WORK ORDER: Please print each record below exactly as it is written.

Stored records:
^^^^^^^^
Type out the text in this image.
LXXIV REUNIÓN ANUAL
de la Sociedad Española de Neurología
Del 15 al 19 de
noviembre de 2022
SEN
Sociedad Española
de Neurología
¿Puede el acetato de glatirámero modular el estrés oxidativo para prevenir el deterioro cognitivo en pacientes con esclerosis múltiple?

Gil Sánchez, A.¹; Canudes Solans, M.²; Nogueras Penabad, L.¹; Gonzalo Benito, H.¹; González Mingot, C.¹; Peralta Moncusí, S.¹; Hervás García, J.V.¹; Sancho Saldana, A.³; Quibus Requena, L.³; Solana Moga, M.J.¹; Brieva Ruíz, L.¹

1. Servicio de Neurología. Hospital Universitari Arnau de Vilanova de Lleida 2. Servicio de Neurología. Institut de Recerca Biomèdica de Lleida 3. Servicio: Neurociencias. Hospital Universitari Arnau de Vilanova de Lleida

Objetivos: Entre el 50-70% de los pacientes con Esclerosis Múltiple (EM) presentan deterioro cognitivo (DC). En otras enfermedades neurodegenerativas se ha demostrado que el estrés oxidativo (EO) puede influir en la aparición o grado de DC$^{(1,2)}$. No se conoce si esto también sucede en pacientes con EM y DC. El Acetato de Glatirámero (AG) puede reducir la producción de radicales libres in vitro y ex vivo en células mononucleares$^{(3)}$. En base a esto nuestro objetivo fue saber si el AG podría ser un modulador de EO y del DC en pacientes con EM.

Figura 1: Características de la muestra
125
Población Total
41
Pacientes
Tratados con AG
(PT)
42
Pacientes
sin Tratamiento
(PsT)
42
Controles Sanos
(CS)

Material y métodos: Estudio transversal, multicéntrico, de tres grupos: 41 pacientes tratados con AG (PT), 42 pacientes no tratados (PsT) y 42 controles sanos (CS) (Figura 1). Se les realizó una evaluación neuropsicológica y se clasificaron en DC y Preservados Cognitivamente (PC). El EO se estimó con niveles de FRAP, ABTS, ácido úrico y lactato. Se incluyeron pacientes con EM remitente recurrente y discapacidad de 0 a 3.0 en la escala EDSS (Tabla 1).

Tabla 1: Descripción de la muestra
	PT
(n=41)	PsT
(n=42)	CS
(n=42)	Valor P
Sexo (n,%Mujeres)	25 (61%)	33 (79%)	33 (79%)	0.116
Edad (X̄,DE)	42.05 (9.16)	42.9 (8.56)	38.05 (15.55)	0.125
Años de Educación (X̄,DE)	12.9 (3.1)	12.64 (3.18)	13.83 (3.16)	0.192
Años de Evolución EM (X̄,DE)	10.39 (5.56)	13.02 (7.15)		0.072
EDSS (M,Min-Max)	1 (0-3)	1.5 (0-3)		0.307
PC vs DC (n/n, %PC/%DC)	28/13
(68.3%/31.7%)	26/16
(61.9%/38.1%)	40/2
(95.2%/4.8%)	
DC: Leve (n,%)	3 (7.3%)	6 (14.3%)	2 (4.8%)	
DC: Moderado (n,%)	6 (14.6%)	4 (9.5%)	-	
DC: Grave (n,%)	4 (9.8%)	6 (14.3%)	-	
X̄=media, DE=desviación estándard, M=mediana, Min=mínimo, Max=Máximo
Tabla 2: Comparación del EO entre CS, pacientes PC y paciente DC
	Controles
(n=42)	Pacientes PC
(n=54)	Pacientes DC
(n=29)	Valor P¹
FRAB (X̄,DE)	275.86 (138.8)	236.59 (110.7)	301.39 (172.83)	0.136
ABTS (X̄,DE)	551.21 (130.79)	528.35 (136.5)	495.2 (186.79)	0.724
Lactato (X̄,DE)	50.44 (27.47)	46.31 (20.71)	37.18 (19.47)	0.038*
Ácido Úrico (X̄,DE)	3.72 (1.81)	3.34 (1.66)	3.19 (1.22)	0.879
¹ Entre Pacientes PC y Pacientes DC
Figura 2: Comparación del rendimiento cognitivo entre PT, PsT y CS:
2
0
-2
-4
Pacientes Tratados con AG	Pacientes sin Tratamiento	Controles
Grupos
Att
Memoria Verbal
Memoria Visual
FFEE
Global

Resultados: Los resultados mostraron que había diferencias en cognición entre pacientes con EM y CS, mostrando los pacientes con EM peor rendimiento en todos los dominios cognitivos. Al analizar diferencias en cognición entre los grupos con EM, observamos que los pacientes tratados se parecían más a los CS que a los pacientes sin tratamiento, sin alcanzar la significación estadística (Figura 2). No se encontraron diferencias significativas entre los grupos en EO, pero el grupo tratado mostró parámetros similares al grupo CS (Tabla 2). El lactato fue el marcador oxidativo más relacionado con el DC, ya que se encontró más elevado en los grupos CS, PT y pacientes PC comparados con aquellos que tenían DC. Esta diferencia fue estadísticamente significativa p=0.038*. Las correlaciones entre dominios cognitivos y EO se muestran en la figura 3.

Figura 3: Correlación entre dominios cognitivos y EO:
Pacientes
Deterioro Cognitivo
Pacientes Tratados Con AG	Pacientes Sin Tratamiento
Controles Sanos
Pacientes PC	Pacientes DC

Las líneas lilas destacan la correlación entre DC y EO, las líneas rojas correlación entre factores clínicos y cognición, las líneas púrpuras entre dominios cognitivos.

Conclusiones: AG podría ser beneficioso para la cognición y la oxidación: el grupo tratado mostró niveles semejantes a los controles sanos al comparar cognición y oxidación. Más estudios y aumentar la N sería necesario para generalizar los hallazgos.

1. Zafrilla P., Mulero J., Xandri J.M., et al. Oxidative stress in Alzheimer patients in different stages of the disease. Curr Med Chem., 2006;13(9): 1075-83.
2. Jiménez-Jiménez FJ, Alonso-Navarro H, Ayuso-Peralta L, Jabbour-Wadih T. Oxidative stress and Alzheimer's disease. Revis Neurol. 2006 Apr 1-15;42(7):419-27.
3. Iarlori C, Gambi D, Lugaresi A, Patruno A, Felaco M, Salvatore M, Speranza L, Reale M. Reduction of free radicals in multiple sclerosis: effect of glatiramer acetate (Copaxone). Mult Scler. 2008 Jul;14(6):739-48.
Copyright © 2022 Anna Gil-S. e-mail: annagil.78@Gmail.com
^^^^^^^^
TASK SOLUTION:
Type out the text in this image.
LXXIV REUNIÓN ANUAL
de la Sociedad Española de Neurología
Del 15 al 19 de
noviembre de 2022
SEN
Sociedad Española
de Neurología
¿Puede el acetato de glatirámero modular el estrés oxidativo para prevenir el deterioro cognitivo en pacientes con esclerosis múltiple?

Gil Sánchez, A.¹; Canudes Solans, M.²; Nogueras Penabad, L.¹; Gonzalo Benito, H.¹; González Mingot, C.¹; Peralta Moncusí, S.¹; Hervás García, J.V.¹; Sancho Saldana, A.³; Quibus Requena, L.³; Solana Moga, M.J.¹; Brieva Ruíz, L.¹

1. Servicio de Neurología. Hospital Universitari Arnau de Vilanova de Lleida 2. Servicio de Neurología. Institut de Recerca Biomèdica de Lleida 3. Servicio: Neurociencias. Hospital Universitari Arnau de Vilanova de Lleida

Objetivos: Entre el 50-70% de los pacientes con Esclerosis Múltiple (EM) presentan deterioro cognitivo (DC). En otras enfermedades neurodegenerativas se ha demostrado que el estrés oxidativo (EO) puede influir en la aparición o grado de DC$^{(1,2)}$. No se conoce si esto también sucede en pacientes con EM y DC. El Acetato de Glatirámero (AG) puede reducir la producción de radicales libres in vitro y ex vivo en células mononucleares$^{(3)}$. En base a esto nuestro objetivo fue saber si el AG podría ser un modulador de EO y del DC en pacientes con EM.

Figura 1: Características de la muestra
125
Población Total
41
Pacientes
Tratados con AG
(PT)
42
Pacientes
sin Tratamiento
(PsT)
42
Controles Sanos
(CS)

Material y métodos: Estudio transversal, multicéntrico, de tres grupos: 41 pacientes tratados con AG (PT), 42 pacientes no tratados (PsT) y 42 controles sanos (CS) (Figura 1). Se les realizó una evaluación neuropsicológica y se clasificaron en DC y Preservados Cognitivamente (PC). El EO se estimó con niveles de FRAP, ABTS, ácido úrico y lactato. Se incluyeron pacientes con EM remitente recurrente y discapacidad de 0 a 3.0 en la escala EDSS (Tabla 1).

Tabla 1: Descripción de la muestra
	PT
(n=41)	PsT
(n=42)	CS
(n=42)	Valor P
Sexo (n,%Mujeres)	25 (61%)	33 (79%)	33 (79%)	0.116
Edad (X̄,DE)	42.05 (9.16)	42.9 (8.56)	38.05 (15.55)	0.125
Años de Educación (X̄,DE)	12.9 (3.1)	12.64 (3.18)	13.83 (3.16)	0.192
Años de Evolución EM (X̄,DE)	10.39 (5.56)	13.02 (7.15)		0.072
EDSS (M,Min-Max)	1 (0-3)	1.5 (0-3)		0.307
PC vs DC (n/n, %PC/%DC)	28/13
(68.3%/31.7%)	26/16
(61.9%/38.1%)	40/2
(95.2%/4.8%)	
DC: Leve (n,%)	3 (7.3%)	6 (14.3%)	2 (4.8%)	
DC: Moderado (n,%)	6 (14.6%)	4 (9.5%)	-	
DC: Grave (n,%)	4 (9.8%)	6 (14.3%)	-	
X̄=media, DE=desviación estándard, M=mediana, Min=mínimo, Max=Máximo
Tabla 2: Comparación del EO entre CS, pacientes PC y paciente DC
	Controles
(n=42)	Pacientes PC
(n=54)	Pacientes DC
(n=29)	Valor P¹
FRAB (X̄,DE)	275.86 (138.8)	236.59 (110.7)	301.39 (172.83)	0.136
ABTS (X̄,DE)	551.21 (130.79)	528.35 (136.5)	495.2 (186.79)	0.724
Lactato (X̄,DE)	50.44 (27.47)	46.31 (20.71)	37.18 (19.47)	0.038*
Ácido Úrico (X̄,DE)	3.72 (1.81)	3.34 (1.66)	3.19 (1.22)	0.879
¹ Entre Pacientes PC y Pacientes DC
Figura 2: Comparación del rendimiento cognitivo entre PT, PsT y CS:
2
0
-2
-4
Pacientes Tratados con AG	Pacientes sin Tratamiento	Controles
Grupos
Att
Memoria Verbal
Memoria Visual
FFEE
Global

Resultados: Los resultados mostraron que había diferencias en cognición entre pacientes con EM y CS, mostrando los pacientes con EM peor rendimiento en todos los dominios cognitivos. Al analizar diferencias en cognición entre los grupos con EM, observamos que los pacientes tratados se parecían más a los CS que a los pacientes sin tratamiento, sin alcanzar la significación estadística (Figura 2). No se encontraron diferencias significativas entre los grupos en EO, pero el grupo tratado mostró parámetros similares al grupo CS (Tabla 2). El lactato fue el marcador oxidativo más relacionado con el DC, ya que se encontró más elevado en los grupos CS, PT y pacientes PC comparados con aquellos que tenían DC. Esta diferencia fue estadísticamente significativa p=0.038*. Las correlaciones entre dominios cognitivos y EO se muestran en la figura 3.

Figura 3: Correlación entre dominios cognitivos y EO:
Pacientes
Deterioro Cognitivo
Pacientes Tratados Con AG	Pacientes Sin Tratamiento
Controles Sanos
Pacientes PC	Pacientes DC

Las líneas lilas destacan la correlación entre DC y EO, las líneas rojas correlación entre factores clínicos y cognición, las líneas púrpuras entre dominios cognitivos.

Conclusiones: AG podría ser beneficioso para la cognición y la oxidación: el grupo tratado mostró niveles semejantes a los controles sanos al comparar cognición y oxidación. Más estudios y aumentar la N sería necesario para generalizar los hallazgos.

1. Zafrilla P., Mulero J., Xandri J.M., et al. Oxidative stress in Alzheimer patients in different stages of the disease. Curr Med Chem., 2006;13(9): 1075-83.
2. Jiménez-Jiménez FJ, Alonso-Navarro H, Ayuso-Peralta L, Jabbour-Wadih T. Oxidative stress and Alzheimer's disease. Revis Neurol. 2006 Apr 1-15;42(7):419-27.
3. Iarlori C, Gambi D, Lugaresi A, Patruno A, Felaco M, Salvatore M, Speranza L, Reale M. Reduction of free radicals in multiple sclerosis: effect of glatiramer acetate (Copaxone). Mult Scler. 2008 Jul;14(6):739-48.
Copyright © 2022 Anna Gil-S. e-mail: annagil.78@Gmail.com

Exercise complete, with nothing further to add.